Start of DATA PROVIDED
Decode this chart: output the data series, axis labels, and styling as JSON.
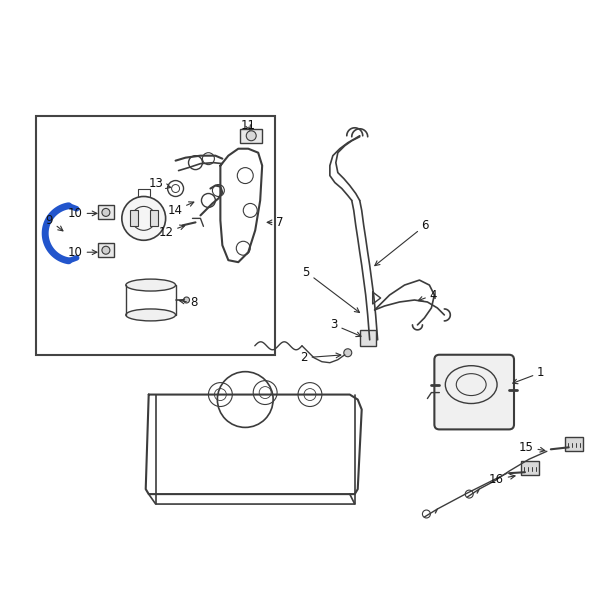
{
  "bg_color": "#ffffff",
  "line_color": "#3c3c3c",
  "box_border_color": "#444444",
  "highlight_color": "#2255cc",
  "label_color": "#111111",
  "label_fontsize": 8.5,
  "fig_width": 6.0,
  "fig_height": 6.0
}
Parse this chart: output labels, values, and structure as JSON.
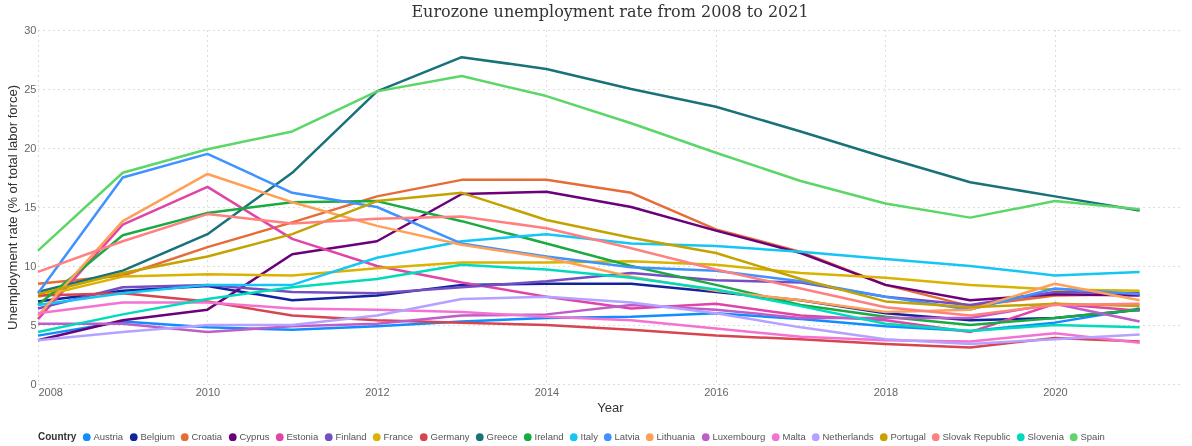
End of DATA PROVIDED
# [YOUR TASK]
From the listing above, print every entry precisely and drop the pictures.

# [TASK RESULT]
Decode this chart: output the data series, axis labels, and styling as JSON.
{
  "bg_color": "#ffffff",
  "line_color": "#3c3c3c",
  "box_border_color": "#444444",
  "highlight_color": "#2255cc",
  "label_color": "#111111",
  "label_fontsize": 8.5,
  "fig_width": 6.0,
  "fig_height": 6.0
}
Parse this chart: output labels, values, and structure as JSON.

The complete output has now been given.